# SOURCE RECORDS
———
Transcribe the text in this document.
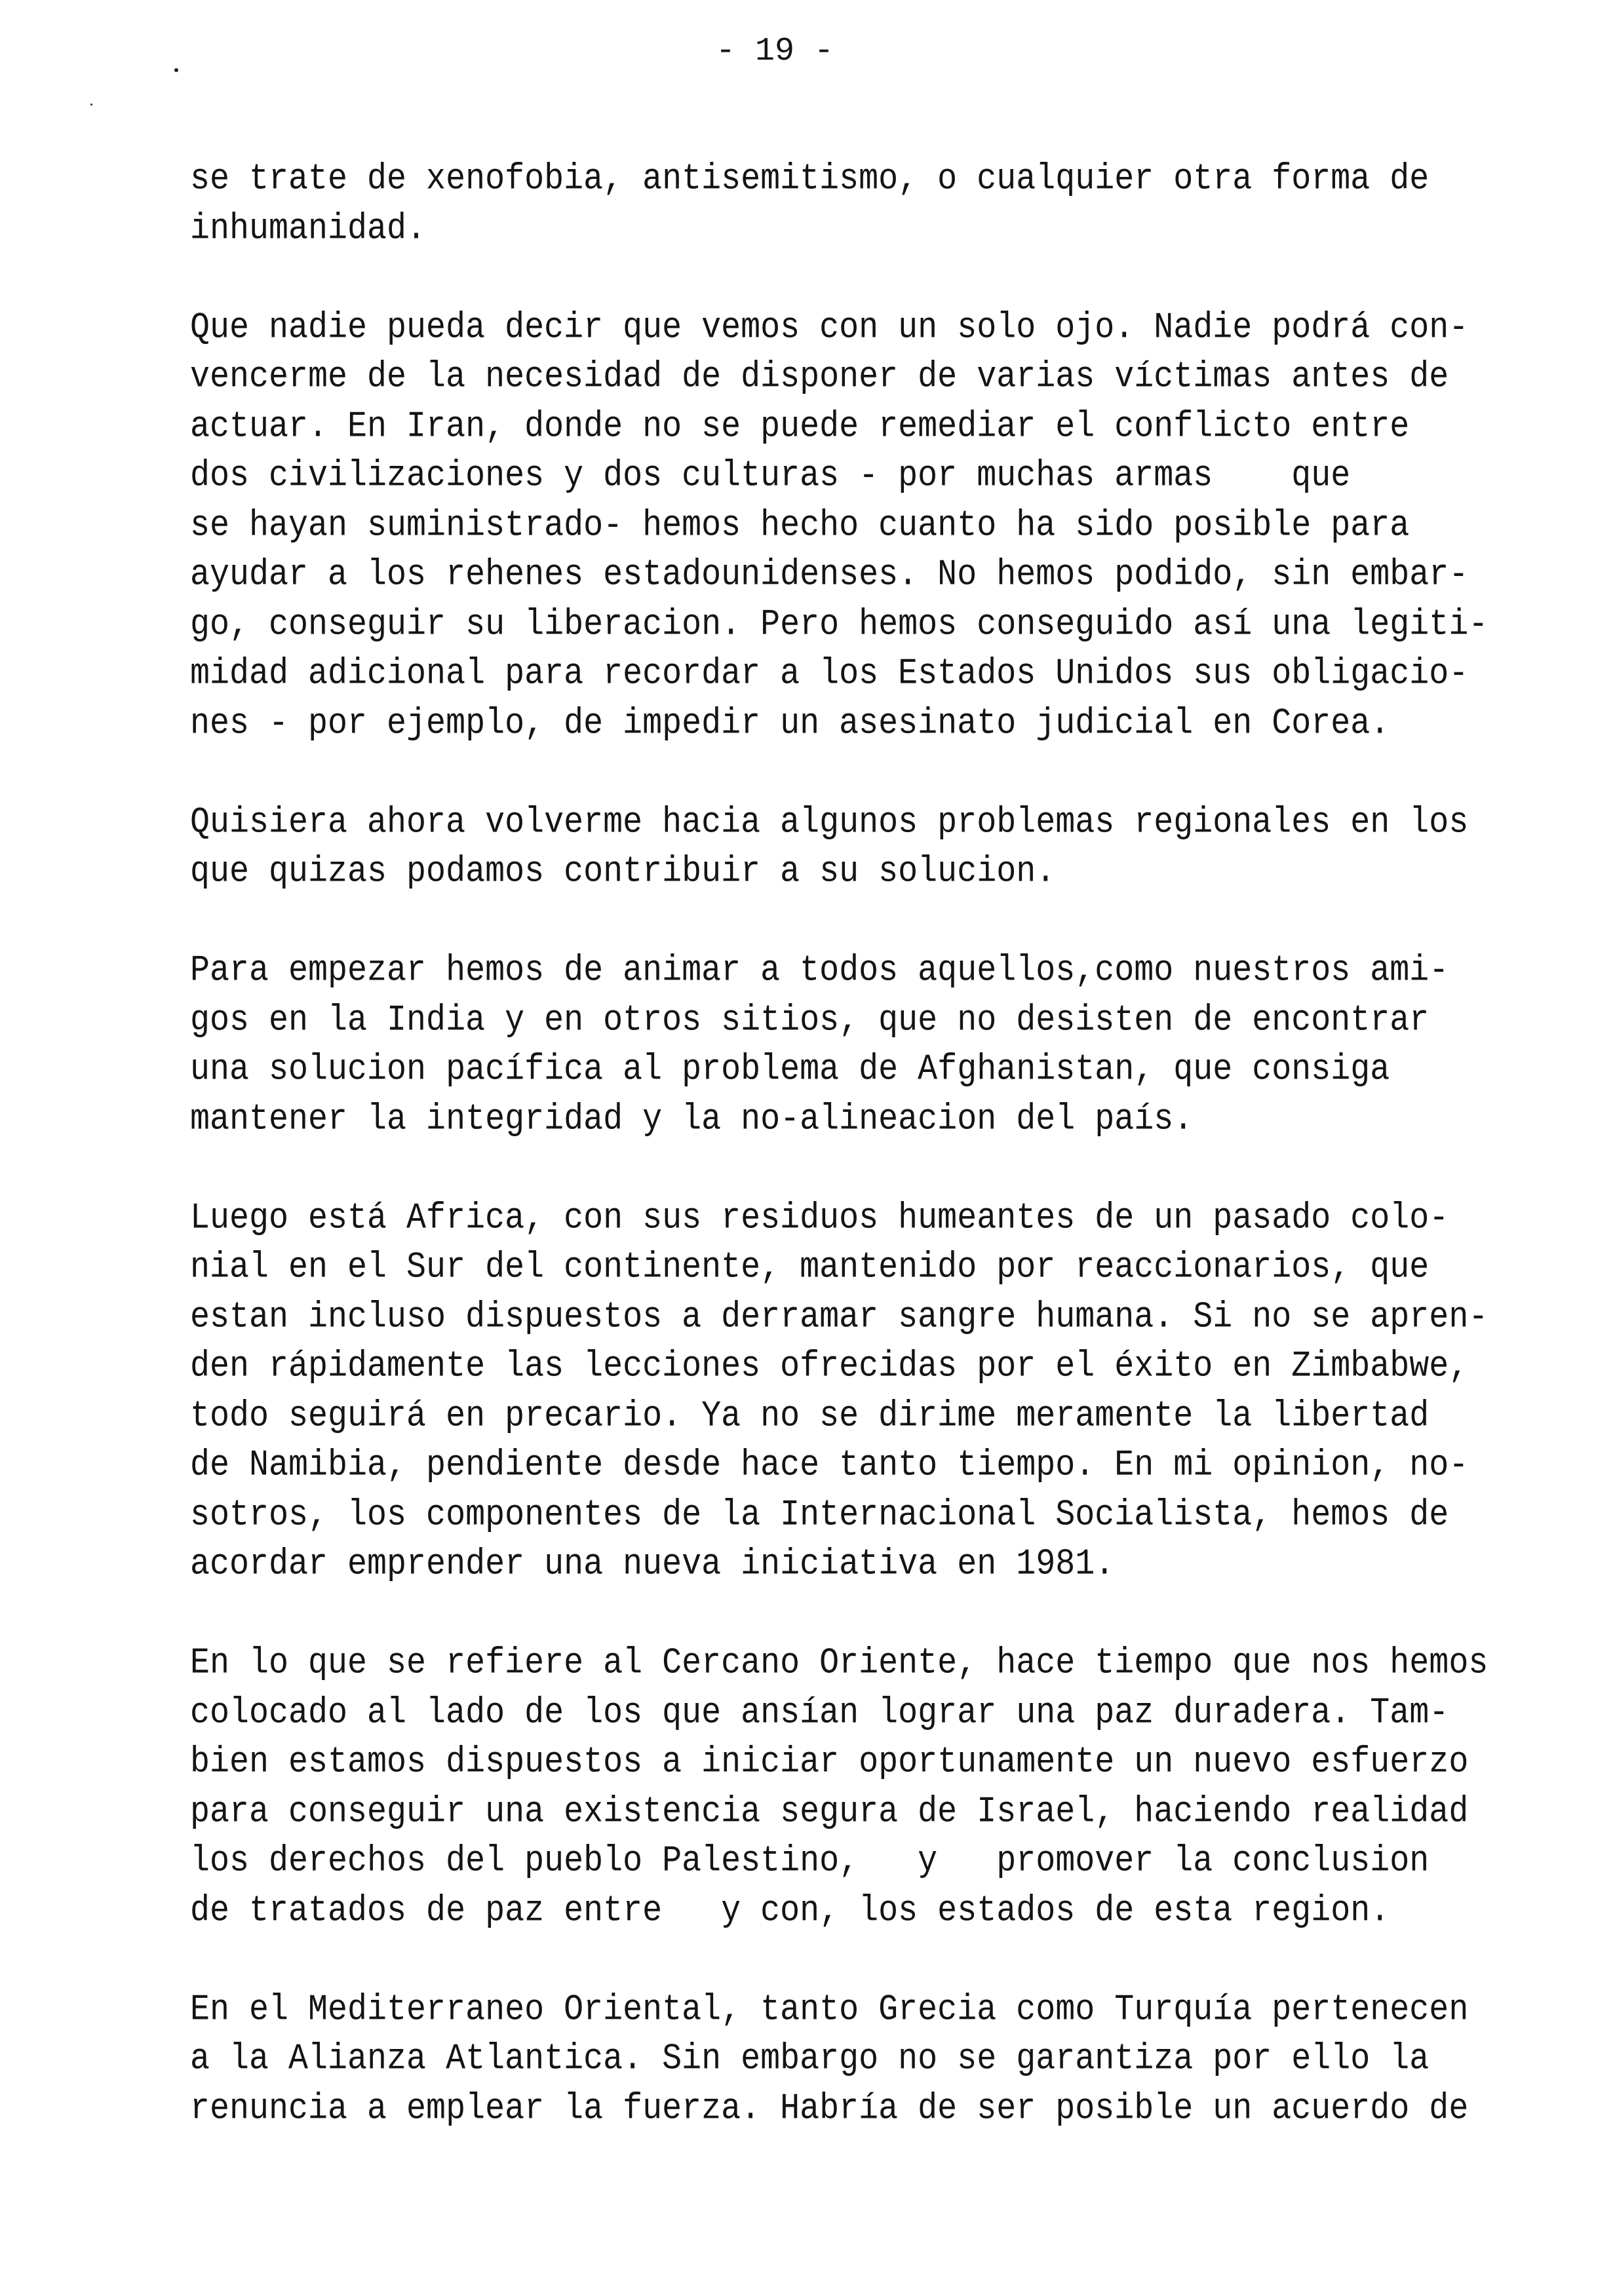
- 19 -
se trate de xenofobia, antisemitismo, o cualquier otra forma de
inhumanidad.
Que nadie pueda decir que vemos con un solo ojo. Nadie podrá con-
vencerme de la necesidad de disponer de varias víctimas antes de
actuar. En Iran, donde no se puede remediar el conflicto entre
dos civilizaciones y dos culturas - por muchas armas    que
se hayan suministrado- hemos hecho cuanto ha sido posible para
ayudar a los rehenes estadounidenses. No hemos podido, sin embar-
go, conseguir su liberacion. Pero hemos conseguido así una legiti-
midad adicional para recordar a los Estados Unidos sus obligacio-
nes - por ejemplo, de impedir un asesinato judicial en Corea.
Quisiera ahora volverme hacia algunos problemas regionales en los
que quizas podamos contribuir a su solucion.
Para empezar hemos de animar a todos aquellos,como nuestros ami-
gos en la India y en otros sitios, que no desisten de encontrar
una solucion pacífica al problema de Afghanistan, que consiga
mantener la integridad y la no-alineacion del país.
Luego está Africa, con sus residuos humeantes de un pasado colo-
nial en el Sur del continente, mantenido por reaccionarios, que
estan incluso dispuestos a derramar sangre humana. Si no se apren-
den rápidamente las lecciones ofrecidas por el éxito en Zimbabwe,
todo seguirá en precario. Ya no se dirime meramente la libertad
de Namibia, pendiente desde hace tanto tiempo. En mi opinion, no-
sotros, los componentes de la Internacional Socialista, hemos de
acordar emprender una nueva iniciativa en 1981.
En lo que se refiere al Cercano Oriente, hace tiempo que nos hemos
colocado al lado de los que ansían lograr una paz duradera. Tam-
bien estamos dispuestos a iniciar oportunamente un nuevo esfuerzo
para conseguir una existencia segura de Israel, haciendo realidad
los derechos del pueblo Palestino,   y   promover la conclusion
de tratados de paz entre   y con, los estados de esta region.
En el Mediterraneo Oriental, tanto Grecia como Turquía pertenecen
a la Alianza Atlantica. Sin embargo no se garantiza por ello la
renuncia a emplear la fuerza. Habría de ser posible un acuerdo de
———
# EXERCISE
Across the data, tally the lines containing "tiempo" and give back the number alone.

# SOLUTION FOR THIS TASK
2